### The task:
Copy out the forum thread below about a budget Wi-Fi router in full, word for word.

===== Excerpt =====

# ►► Suggest me cheapest Wi-Fi router for connecting cellphone for downlaoding games. Budget: Rs.1200



## kool (Oct 25, 2012)

Hi guys,

At present I'm using BSNL BB 2am-8am night unlimited plan with *SIEMENS C2110 * modem to my PC. Recently bought Micromax A100 for which *i want to buy a wi-fi router* so i can download large size games/apps to mobile phone (i.e: 100-200mb above) as my sim card has limited 3G plan. 

So suggest me *cheap & best wi-fi router* so i can connect my cellphone, sometime lappy also(i dont have lappy, will buy soon). 


Budget: Rs.1200


----------



## sumitgupta (Oct 26, 2012)

*Re: ►► Suggest me cheapest Wi-Fi router for connecting cellphone for downlaoding games. Budget: Rs.1*

How about this TP-Link Wireless N 150 Mbps Router, WiFi -TPLink TL-WR740N

i can get it for For Rs.1000 on shopclues.com
TP-Link Wireless N 150 Mbps Router, WiFi -TPLink TL-WR740N

Recharge With Paytm Get Coupon of Rs.250 Off On Rs.1250


----------



## kool (Oct 27, 2012)

===== Data section =====

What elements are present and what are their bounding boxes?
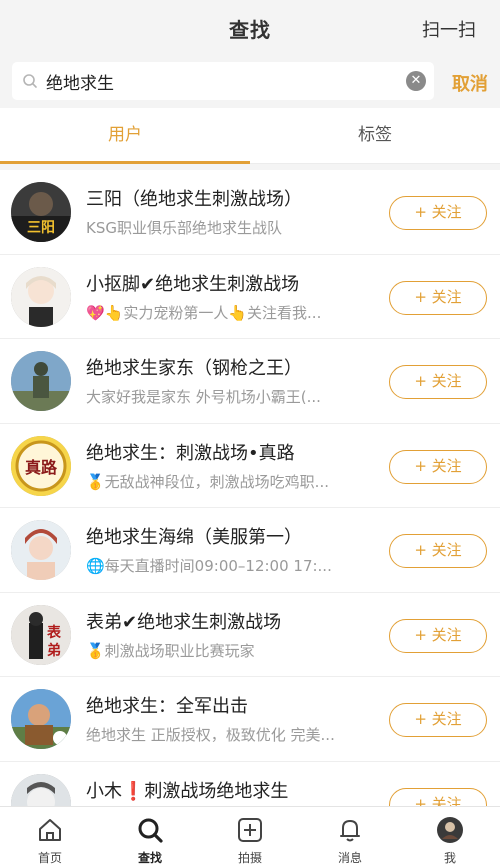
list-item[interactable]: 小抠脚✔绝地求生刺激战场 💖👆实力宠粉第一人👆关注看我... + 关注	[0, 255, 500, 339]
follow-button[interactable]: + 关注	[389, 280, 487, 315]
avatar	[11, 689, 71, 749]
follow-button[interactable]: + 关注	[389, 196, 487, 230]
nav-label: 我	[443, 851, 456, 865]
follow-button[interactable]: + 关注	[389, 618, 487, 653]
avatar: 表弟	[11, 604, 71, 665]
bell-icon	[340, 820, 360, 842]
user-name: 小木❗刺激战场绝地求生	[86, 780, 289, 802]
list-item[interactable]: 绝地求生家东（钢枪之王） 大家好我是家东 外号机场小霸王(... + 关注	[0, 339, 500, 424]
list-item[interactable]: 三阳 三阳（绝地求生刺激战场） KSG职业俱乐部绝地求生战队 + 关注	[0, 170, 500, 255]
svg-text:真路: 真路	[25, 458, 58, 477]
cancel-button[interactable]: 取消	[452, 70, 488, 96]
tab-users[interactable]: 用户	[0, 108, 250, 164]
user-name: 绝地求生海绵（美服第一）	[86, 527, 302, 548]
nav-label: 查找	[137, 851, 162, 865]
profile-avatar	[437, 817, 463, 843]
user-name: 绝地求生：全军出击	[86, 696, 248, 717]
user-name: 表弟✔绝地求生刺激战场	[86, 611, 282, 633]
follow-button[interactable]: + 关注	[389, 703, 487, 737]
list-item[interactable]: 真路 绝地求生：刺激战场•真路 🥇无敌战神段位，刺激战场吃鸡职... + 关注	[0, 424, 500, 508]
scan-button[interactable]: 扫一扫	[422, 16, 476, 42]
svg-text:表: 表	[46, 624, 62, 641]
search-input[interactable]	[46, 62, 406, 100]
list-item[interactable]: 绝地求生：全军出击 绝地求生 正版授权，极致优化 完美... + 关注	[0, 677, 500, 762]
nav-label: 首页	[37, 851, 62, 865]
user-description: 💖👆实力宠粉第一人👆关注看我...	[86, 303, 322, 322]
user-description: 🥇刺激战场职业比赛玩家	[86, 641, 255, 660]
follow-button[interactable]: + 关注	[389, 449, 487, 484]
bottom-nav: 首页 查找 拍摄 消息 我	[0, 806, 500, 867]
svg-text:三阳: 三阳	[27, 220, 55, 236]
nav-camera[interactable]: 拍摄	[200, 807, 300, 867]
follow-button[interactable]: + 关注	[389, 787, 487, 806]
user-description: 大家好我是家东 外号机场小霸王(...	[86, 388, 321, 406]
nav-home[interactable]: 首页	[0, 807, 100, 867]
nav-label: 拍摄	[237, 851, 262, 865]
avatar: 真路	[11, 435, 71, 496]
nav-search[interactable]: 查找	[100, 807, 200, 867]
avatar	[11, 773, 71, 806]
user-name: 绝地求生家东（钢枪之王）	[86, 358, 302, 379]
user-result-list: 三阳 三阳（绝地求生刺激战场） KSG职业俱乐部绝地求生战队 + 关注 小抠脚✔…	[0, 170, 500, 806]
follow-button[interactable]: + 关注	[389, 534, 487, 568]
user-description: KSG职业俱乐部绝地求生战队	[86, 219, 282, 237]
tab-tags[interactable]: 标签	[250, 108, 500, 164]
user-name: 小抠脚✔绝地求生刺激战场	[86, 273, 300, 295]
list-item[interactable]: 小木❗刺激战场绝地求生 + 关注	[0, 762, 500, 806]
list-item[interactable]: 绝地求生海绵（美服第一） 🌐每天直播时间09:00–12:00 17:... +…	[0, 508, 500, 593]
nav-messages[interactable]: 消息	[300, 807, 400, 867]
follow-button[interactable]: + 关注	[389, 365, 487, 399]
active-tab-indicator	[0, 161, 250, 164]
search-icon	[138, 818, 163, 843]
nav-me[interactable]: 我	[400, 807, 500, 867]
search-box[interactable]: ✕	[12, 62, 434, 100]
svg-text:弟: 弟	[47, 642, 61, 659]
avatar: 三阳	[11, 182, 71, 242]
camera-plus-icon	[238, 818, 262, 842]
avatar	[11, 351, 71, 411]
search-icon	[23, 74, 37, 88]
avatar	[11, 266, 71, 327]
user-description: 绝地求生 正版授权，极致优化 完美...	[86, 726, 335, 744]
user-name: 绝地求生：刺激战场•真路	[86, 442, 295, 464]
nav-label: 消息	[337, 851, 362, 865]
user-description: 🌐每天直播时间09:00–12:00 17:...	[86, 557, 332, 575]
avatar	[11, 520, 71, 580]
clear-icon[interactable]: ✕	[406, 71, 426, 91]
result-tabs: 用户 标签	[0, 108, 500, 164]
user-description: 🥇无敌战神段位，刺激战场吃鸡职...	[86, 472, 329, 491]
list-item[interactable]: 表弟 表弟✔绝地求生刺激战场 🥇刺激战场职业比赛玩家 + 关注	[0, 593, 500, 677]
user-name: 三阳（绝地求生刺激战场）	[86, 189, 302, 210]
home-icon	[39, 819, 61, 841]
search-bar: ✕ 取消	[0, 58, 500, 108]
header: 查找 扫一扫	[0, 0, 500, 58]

=====
===== Data section =====

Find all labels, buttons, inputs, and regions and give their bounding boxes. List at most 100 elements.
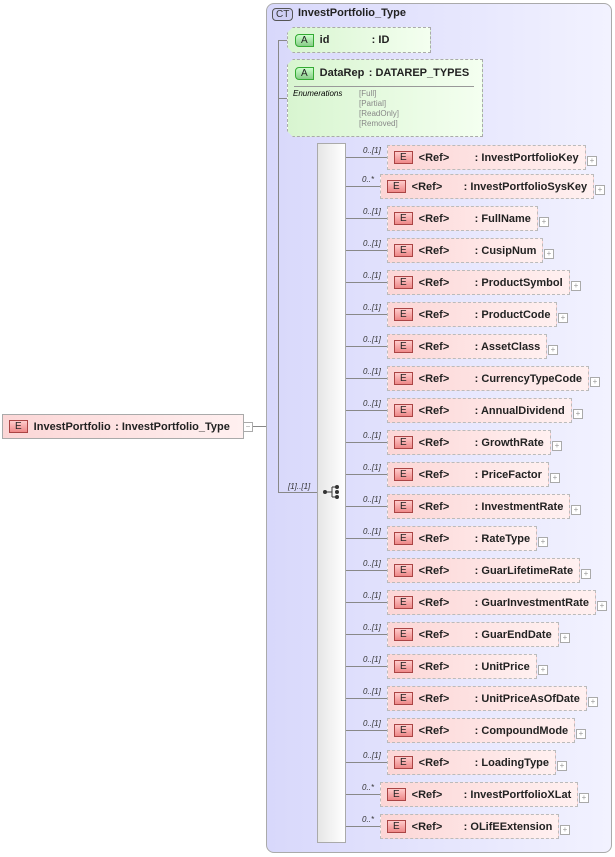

=====
===== Data section =====

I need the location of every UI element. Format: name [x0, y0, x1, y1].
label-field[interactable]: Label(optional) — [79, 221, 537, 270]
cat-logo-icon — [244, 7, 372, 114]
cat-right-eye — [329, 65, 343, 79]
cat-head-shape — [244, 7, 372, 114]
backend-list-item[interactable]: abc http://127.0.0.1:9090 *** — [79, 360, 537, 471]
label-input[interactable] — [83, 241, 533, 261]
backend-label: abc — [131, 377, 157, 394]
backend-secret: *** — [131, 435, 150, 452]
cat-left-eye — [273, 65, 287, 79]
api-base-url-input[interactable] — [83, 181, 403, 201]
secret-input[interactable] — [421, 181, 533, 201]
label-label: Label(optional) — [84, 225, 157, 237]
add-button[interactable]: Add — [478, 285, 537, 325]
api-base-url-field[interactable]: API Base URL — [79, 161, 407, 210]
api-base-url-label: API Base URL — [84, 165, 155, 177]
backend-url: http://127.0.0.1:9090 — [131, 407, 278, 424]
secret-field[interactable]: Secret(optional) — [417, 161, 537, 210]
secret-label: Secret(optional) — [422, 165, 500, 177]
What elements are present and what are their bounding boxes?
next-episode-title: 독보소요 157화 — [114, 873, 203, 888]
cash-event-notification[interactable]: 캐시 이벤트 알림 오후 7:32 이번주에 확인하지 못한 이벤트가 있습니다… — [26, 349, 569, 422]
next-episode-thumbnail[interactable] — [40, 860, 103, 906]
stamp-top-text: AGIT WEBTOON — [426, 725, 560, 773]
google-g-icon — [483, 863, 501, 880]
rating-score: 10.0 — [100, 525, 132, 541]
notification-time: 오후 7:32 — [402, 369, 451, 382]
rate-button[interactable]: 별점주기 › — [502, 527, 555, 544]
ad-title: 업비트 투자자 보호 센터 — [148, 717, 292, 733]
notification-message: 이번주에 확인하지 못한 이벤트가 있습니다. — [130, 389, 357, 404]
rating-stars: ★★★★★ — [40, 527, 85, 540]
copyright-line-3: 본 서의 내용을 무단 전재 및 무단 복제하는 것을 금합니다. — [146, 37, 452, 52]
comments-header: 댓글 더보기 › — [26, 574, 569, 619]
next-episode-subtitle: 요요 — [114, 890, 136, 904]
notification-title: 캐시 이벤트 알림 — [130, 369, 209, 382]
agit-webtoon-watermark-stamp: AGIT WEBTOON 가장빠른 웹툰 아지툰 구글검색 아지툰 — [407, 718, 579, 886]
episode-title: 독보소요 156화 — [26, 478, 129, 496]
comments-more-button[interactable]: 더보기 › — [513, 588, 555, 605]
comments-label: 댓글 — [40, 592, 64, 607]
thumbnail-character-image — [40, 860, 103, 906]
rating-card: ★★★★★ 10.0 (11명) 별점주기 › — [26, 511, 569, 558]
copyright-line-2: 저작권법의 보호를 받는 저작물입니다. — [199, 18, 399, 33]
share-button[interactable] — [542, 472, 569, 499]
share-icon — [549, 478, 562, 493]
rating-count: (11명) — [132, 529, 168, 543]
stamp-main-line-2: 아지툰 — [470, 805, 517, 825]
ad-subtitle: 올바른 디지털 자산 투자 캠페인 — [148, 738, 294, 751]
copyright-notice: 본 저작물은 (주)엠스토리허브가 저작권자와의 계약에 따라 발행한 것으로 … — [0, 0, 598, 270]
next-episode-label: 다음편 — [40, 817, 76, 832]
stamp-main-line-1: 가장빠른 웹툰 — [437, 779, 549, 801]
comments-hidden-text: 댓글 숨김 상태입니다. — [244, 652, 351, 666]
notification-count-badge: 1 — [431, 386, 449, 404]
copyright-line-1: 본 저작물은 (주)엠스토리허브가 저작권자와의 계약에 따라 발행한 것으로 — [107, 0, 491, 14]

=====

### Complete output:
# ►► Suggest me cheapest Wi-Fi router for connecting cellphone for downlaoding games. Budget: Rs.1200



## kool (Oct 25, 2012)

Hi guys,

At present I'm using BSNL BB 2am-8am night unlimited plan with *SIEMENS C2110 * modem to my PC. Recently bought Micromax A100 for which *i want to buy a wi-fi router* so i can download large size games/apps to mobile phone (i.e: 100-200mb above) as my sim card has limited 3G plan. 

So suggest me *cheap & best wi-fi router* so i can connect my cellphone, sometime lappy also(i dont have lappy, will buy soon). 


Budget: Rs.1200


----------



## sumitgupta (Oct 26, 2012)

*Re: ►► Suggest me cheapest Wi-Fi router for connecting cellphone for downlaoding games. Budget: Rs.1*

How about this TP-Link Wireless N 150 Mbps Router, WiFi -TPLink TL-WR740N

i can get it for For Rs.1000 on shopclues.com
TP-Link Wireless N 150 Mbps Router, WiFi -TPLink TL-WR740N

Recharge With Paytm Get Coupon of Rs.250 Off On Rs.1250


----------



## kool (Oct 27, 2012)